DIRECTIONS FOR THIS TASK: Extract and list every line that contains the word "rent".

AVAILABLE RECORDS:
▼

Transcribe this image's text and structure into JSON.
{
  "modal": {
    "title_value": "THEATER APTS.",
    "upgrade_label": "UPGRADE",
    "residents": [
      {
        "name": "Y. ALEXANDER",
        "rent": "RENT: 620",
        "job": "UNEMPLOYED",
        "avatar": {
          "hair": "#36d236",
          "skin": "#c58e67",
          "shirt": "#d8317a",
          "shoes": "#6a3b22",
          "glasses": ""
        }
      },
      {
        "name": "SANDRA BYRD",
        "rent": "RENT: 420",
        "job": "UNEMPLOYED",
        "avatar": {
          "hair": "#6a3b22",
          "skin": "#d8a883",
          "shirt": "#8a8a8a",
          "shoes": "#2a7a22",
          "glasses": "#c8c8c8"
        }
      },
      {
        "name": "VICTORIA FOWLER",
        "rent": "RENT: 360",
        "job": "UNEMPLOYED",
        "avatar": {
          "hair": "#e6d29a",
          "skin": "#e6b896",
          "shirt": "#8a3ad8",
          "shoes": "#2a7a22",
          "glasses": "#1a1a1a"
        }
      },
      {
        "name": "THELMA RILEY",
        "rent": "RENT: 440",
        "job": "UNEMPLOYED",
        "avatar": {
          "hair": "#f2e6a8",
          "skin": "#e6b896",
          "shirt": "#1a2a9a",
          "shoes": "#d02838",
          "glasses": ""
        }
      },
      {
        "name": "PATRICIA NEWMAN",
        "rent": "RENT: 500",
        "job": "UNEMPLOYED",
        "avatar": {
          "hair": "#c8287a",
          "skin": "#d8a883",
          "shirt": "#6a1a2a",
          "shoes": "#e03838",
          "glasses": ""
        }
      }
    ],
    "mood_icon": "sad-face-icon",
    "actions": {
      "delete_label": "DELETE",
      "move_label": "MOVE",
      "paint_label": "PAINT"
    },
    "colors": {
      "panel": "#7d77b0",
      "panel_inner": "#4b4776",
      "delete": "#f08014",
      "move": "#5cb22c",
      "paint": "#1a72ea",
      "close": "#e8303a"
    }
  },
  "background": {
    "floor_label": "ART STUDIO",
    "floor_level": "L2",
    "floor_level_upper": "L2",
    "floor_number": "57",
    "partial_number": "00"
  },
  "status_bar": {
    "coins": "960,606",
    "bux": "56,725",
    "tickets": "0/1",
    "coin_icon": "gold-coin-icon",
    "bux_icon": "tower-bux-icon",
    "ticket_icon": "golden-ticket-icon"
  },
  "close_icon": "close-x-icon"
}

▲

ANSWER TO THIS TASK:
        "rent": "RENT: 620",
        "rent": "RENT: 420",
        "rent": "RENT: 360",
        "rent": "RENT: 440",
        "rent": "RENT: 500",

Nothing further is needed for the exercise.